*WRITTEN TASK:*
Check each line of the data for "text" and select those that have it.

Records excerpted from a collection

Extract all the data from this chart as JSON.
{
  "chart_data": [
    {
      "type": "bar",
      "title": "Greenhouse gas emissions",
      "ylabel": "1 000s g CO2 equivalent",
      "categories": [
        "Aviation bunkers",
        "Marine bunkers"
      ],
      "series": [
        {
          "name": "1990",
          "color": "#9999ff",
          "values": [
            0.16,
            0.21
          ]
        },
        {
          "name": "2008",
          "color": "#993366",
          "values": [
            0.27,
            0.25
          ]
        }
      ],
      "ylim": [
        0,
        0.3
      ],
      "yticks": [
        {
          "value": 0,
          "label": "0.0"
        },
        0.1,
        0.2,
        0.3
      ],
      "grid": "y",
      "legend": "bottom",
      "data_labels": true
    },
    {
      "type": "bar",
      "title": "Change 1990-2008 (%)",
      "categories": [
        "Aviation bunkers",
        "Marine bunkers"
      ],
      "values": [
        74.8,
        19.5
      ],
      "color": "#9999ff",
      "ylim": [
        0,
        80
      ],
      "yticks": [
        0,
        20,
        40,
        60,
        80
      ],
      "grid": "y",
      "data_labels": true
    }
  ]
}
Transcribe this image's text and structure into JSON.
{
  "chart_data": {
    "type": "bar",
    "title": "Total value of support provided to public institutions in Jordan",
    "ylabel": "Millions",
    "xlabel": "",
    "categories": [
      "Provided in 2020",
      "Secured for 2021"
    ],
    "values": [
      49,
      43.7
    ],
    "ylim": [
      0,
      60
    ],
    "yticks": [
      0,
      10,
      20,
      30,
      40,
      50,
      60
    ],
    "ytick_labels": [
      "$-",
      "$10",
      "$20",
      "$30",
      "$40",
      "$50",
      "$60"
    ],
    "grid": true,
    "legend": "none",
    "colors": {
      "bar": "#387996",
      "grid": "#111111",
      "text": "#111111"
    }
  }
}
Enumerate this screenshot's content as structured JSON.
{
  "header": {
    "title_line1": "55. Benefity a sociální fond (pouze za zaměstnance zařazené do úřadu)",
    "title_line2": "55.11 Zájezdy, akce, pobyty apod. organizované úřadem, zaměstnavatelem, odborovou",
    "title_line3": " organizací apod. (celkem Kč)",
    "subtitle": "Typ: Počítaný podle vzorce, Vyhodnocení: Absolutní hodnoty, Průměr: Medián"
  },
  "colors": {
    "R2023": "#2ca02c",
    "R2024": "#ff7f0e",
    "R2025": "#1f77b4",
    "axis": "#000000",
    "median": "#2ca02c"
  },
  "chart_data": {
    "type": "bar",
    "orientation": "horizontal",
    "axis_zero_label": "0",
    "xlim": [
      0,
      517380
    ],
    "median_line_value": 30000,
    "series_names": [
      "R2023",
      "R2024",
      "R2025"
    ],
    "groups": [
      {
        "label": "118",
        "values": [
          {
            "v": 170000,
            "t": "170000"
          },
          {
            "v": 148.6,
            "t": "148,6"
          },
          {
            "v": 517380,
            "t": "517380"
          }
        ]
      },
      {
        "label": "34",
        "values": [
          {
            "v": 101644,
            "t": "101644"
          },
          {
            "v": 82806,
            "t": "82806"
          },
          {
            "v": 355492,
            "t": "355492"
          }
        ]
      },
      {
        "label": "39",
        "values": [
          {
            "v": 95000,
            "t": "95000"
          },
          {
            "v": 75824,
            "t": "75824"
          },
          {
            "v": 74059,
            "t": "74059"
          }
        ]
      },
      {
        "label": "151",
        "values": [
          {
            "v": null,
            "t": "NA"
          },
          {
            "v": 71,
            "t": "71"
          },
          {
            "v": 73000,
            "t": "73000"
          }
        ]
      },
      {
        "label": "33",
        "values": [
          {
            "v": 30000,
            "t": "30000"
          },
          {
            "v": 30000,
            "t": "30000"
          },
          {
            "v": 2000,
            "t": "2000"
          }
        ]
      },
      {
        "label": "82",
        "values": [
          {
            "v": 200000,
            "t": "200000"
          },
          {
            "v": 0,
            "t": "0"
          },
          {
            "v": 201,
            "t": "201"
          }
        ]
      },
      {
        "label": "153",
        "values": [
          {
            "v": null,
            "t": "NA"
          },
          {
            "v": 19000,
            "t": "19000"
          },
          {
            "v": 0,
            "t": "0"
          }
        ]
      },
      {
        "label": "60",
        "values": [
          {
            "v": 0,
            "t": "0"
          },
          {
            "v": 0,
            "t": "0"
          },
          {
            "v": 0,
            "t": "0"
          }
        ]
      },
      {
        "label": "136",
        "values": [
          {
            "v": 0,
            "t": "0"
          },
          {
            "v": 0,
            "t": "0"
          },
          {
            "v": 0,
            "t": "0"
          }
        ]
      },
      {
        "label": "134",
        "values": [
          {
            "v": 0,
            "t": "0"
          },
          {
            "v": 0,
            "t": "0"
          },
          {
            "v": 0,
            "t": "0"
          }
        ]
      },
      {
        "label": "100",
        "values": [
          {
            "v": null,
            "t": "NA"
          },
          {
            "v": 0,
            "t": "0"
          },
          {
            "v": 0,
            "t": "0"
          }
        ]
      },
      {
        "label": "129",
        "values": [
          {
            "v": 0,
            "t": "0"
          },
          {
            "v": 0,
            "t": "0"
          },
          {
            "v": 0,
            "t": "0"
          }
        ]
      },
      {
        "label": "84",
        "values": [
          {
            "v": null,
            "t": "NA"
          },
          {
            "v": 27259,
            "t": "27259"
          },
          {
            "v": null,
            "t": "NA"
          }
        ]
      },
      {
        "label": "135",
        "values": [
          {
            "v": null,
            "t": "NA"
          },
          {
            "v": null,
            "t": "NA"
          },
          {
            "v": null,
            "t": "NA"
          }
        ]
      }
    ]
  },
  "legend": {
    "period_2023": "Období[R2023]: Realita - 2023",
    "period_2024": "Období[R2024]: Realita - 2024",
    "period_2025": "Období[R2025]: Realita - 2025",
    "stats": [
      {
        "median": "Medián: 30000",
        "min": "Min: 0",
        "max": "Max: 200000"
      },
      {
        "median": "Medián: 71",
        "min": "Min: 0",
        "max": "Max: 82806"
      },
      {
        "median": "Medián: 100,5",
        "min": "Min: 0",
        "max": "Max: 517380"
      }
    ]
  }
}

*THE COMPLETED TASK:*
Transcribe this image's text and structure into JSON.
      "text": "#111111"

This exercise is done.